## start Provided records

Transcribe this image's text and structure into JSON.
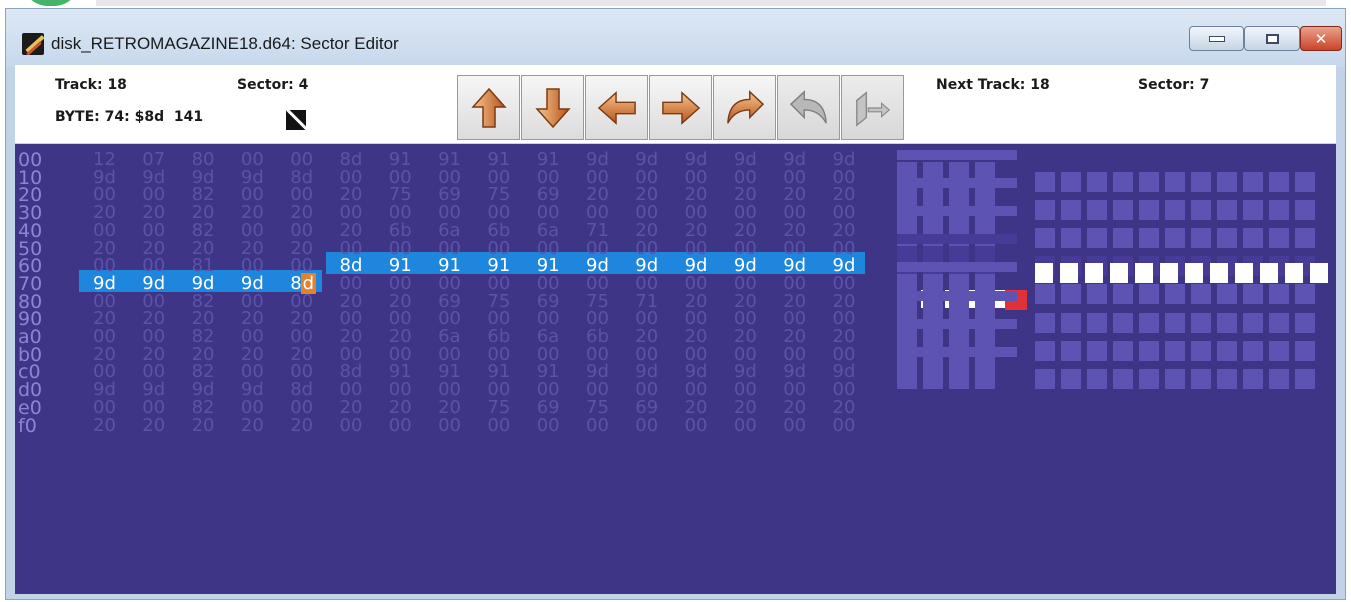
{
  "window": {
    "title": "disk_RETROMAGAZINE18.d64: Sector Editor",
    "controls": [
      "minimize",
      "maximize",
      "close"
    ]
  },
  "toolbar": {
    "track_label": "Track: 18",
    "sector_label": "Sector: 4",
    "byte_label": "BYTE: 74: $8d  141",
    "next_track_label": "Next Track: 18",
    "next_sector_label": "Sector: 7",
    "buttons": [
      {
        "name": "up-arrow-icon",
        "enabled": true
      },
      {
        "name": "down-arrow-icon",
        "enabled": true
      },
      {
        "name": "left-arrow-icon",
        "enabled": true
      },
      {
        "name": "right-arrow-icon",
        "enabled": true
      },
      {
        "name": "forward-arrow-icon",
        "enabled": true
      },
      {
        "name": "back-arrow-icon",
        "enabled": false
      },
      {
        "name": "jump-icon",
        "enabled": false
      }
    ]
  },
  "hex": {
    "rows": [
      {
        "addr": "00",
        "bytes": [
          "12",
          "07",
          "80",
          "00",
          "00",
          "8d",
          "91",
          "91",
          "91",
          "91",
          "9d",
          "9d",
          "9d",
          "9d",
          "9d",
          "9d"
        ]
      },
      {
        "addr": "10",
        "bytes": [
          "9d",
          "9d",
          "9d",
          "9d",
          "8d",
          "00",
          "00",
          "00",
          "00",
          "00",
          "00",
          "00",
          "00",
          "00",
          "00",
          "00"
        ]
      },
      {
        "addr": "20",
        "bytes": [
          "00",
          "00",
          "82",
          "00",
          "00",
          "20",
          "75",
          "69",
          "75",
          "69",
          "20",
          "20",
          "20",
          "20",
          "20",
          "20"
        ]
      },
      {
        "addr": "30",
        "bytes": [
          "20",
          "20",
          "20",
          "20",
          "20",
          "00",
          "00",
          "00",
          "00",
          "00",
          "00",
          "00",
          "00",
          "00",
          "00",
          "00"
        ]
      },
      {
        "addr": "40",
        "bytes": [
          "00",
          "00",
          "82",
          "00",
          "00",
          "20",
          "6b",
          "6a",
          "6b",
          "6a",
          "71",
          "20",
          "20",
          "20",
          "20",
          "20"
        ]
      },
      {
        "addr": "50",
        "bytes": [
          "20",
          "20",
          "20",
          "20",
          "20",
          "00",
          "00",
          "00",
          "00",
          "00",
          "00",
          "00",
          "00",
          "00",
          "00",
          "00"
        ]
      },
      {
        "addr": "60",
        "bytes": [
          "00",
          "00",
          "81",
          "00",
          "00",
          "8d",
          "91",
          "91",
          "91",
          "91",
          "9d",
          "9d",
          "9d",
          "9d",
          "9d",
          "9d"
        ]
      },
      {
        "addr": "70",
        "bytes": [
          "9d",
          "9d",
          "9d",
          "9d",
          "8d",
          "00",
          "00",
          "00",
          "00",
          "00",
          "00",
          "00",
          "00",
          "00",
          "00",
          "00"
        ]
      },
      {
        "addr": "80",
        "bytes": [
          "00",
          "00",
          "82",
          "00",
          "00",
          "20",
          "20",
          "69",
          "75",
          "69",
          "75",
          "71",
          "20",
          "20",
          "20",
          "20"
        ]
      },
      {
        "addr": "90",
        "bytes": [
          "20",
          "20",
          "20",
          "20",
          "20",
          "00",
          "00",
          "00",
          "00",
          "00",
          "00",
          "00",
          "00",
          "00",
          "00",
          "00"
        ]
      },
      {
        "addr": "a0",
        "bytes": [
          "00",
          "00",
          "82",
          "00",
          "00",
          "20",
          "20",
          "6a",
          "6b",
          "6a",
          "6b",
          "20",
          "20",
          "20",
          "20",
          "20"
        ]
      },
      {
        "addr": "b0",
        "bytes": [
          "20",
          "20",
          "20",
          "20",
          "20",
          "00",
          "00",
          "00",
          "00",
          "00",
          "00",
          "00",
          "00",
          "00",
          "00",
          "00"
        ]
      },
      {
        "addr": "c0",
        "bytes": [
          "00",
          "00",
          "82",
          "00",
          "00",
          "8d",
          "91",
          "91",
          "91",
          "91",
          "9d",
          "9d",
          "9d",
          "9d",
          "9d",
          "9d"
        ]
      },
      {
        "addr": "d0",
        "bytes": [
          "9d",
          "9d",
          "9d",
          "9d",
          "8d",
          "00",
          "00",
          "00",
          "00",
          "00",
          "00",
          "00",
          "00",
          "00",
          "00",
          "00"
        ]
      },
      {
        "addr": "e0",
        "bytes": [
          "00",
          "00",
          "82",
          "00",
          "00",
          "20",
          "20",
          "20",
          "75",
          "69",
          "75",
          "69",
          "20",
          "20",
          "20",
          "20"
        ]
      },
      {
        "addr": "f0",
        "bytes": [
          "20",
          "20",
          "20",
          "20",
          "20",
          "00",
          "00",
          "00",
          "00",
          "00",
          "00",
          "00",
          "00",
          "00",
          "00",
          "00"
        ]
      }
    ],
    "selection_start": 101,
    "selection_end": 116,
    "cursor_byte": 116,
    "colors": {
      "panel_bg": "#3e3587",
      "dim_text": "#5a53a8",
      "addr_text": "#8a86d4",
      "selection": "#1f86de",
      "cursor": "#e0822f",
      "petscii_fg": "#5c53b3"
    }
  }
}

## end Provided records

#### Your goal:
Give every record again exactly, apart from the pictures, which stay out.

#### Answer for the task:
Transcribe this image's text and structure into JSON.
{
  "window": {
    "title": "disk_RETROMAGAZINE18.d64: Sector Editor",
    "controls": [
      "minimize",
      "maximize",
      "close"
    ]
  },
  "toolbar": {
    "track_label": "Track: 18",
    "sector_label": "Sector: 4",
    "byte_label": "BYTE: 74: $8d  141",
    "next_track_label": "Next Track: 18",
    "next_sector_label": "Sector: 7",
    "buttons": [
      {
        "name": "up-arrow-icon",
        "enabled": true
      },
      {
        "name": "down-arrow-icon",
        "enabled": true
      },
      {
        "name": "left-arrow-icon",
        "enabled": true
      },
      {
        "name": "right-arrow-icon",
        "enabled": true
      },
      {
        "name": "forward-arrow-icon",
        "enabled": true
      },
      {
        "name": "back-arrow-icon",
        "enabled": false
      },
      {
        "name": "jump-icon",
        "enabled": false
      }
    ]
  },
  "hex": {
    "rows": [
      {
        "addr": "00",
        "bytes": [
          "12",
          "07",
          "80",
          "00",
          "00",
          "8d",
          "91",
          "91",
          "91",
          "91",
          "9d",
          "9d",
          "9d",
          "9d",
          "9d",
          "9d"
        ]
      },
      {
        "addr": "10",
        "bytes": [
          "9d",
          "9d",
          "9d",
          "9d",
          "8d",
          "00",
          "00",
          "00",
          "00",
          "00",
          "00",
          "00",
          "00",
          "00",
          "00",
          "00"
        ]
      },
      {
        "addr": "20",
        "bytes": [
          "00",
          "00",
          "82",
          "00",
          "00",
          "20",
          "75",
          "69",
          "75",
          "69",
          "20",
          "20",
          "20",
          "20",
          "20",
          "20"
        ]
      },
      {
        "addr": "30",
        "bytes": [
          "20",
          "20",
          "20",
          "20",
          "20",
          "00",
          "00",
          "00",
          "00",
          "00",
          "00",
          "00",
          "00",
          "00",
          "00",
          "00"
        ]
      },
      {
        "addr": "40",
        "bytes": [
          "00",
          "00",
          "82",
          "00",
          "00",
          "20",
          "6b",
          "6a",
          "6b",
          "6a",
          "71",
          "20",
          "20",
          "20",
          "20",
          "20"
        ]
      },
      {
        "addr": "50",
        "bytes": [
          "20",
          "20",
          "20",
          "20",
          "20",
          "00",
          "00",
          "00",
          "00",
          "00",
          "00",
          "00",
          "00",
          "00",
          "00",
          "00"
        ]
      },
      {
        "addr": "60",
        "bytes": [
          "00",
          "00",
          "81",
          "00",
          "00",
          "8d",
          "91",
          "91",
          "91",
          "91",
          "9d",
          "9d",
          "9d",
          "9d",
          "9d",
          "9d"
        ]
      },
      {
        "addr": "70",
        "bytes": [
          "9d",
          "9d",
          "9d",
          "9d",
          "8d",
          "00",
          "00",
          "00",
          "00",
          "00",
          "00",
          "00",
          "00",
          "00",
          "00",
          "00"
        ]
      },
      {
        "addr": "80",
        "bytes": [
          "00",
          "00",
          "82",
          "00",
          "00",
          "20",
          "20",
          "69",
          "75",
          "69",
          "75",
          "71",
          "20",
          "20",
          "20",
          "20"
        ]
      },
      {
        "addr": "90",
        "bytes": [
          "20",
          "20",
          "20",
          "20",
          "20",
          "00",
          "00",
          "00",
          "00",
          "00",
          "00",
          "00",
          "00",
          "00",
          "00",
          "00"
        ]
      },
      {
        "addr": "a0",
        "bytes": [
          "00",
          "00",
          "82",
          "00",
          "00",
          "20",
          "20",
          "6a",
          "6b",
          "6a",
          "6b",
          "20",
          "20",
          "20",
          "20",
          "20"
        ]
      },
      {
        "addr": "b0",
        "bytes": [
          "20",
          "20",
          "20",
          "20",
          "20",
          "00",
          "00",
          "00",
          "00",
          "00",
          "00",
          "00",
          "00",
          "00",
          "00",
          "00"
        ]
      },
      {
        "addr": "c0",
        "bytes": [
          "00",
          "00",
          "82",
          "00",
          "00",
          "8d",
          "91",
          "91",
          "91",
          "91",
          "9d",
          "9d",
          "9d",
          "9d",
          "9d",
          "9d"
        ]
      },
      {
        "addr": "d0",
        "bytes": [
          "9d",
          "9d",
          "9d",
          "9d",
          "8d",
          "00",
          "00",
          "00",
          "00",
          "00",
          "00",
          "00",
          "00",
          "00",
          "00",
          "00"
        ]
      },
      {
        "addr": "e0",
        "bytes": [
          "00",
          "00",
          "82",
          "00",
          "00",
          "20",
          "20",
          "20",
          "75",
          "69",
          "75",
          "69",
          "20",
          "20",
          "20",
          "20"
        ]
      },
      {
        "addr": "f0",
        "bytes": [
          "20",
          "20",
          "20",
          "20",
          "20",
          "00",
          "00",
          "00",
          "00",
          "00",
          "00",
          "00",
          "00",
          "00",
          "00",
          "00"
        ]
      }
    ],
    "selection_start": 101,
    "selection_end": 116,
    "cursor_byte": 116,
    "colors": {
      "panel_bg": "#3e3587",
      "dim_text": "#5a53a8",
      "addr_text": "#8a86d4",
      "selection": "#1f86de",
      "cursor": "#e0822f",
      "petscii_fg": "#5c53b3"
    }
  }
}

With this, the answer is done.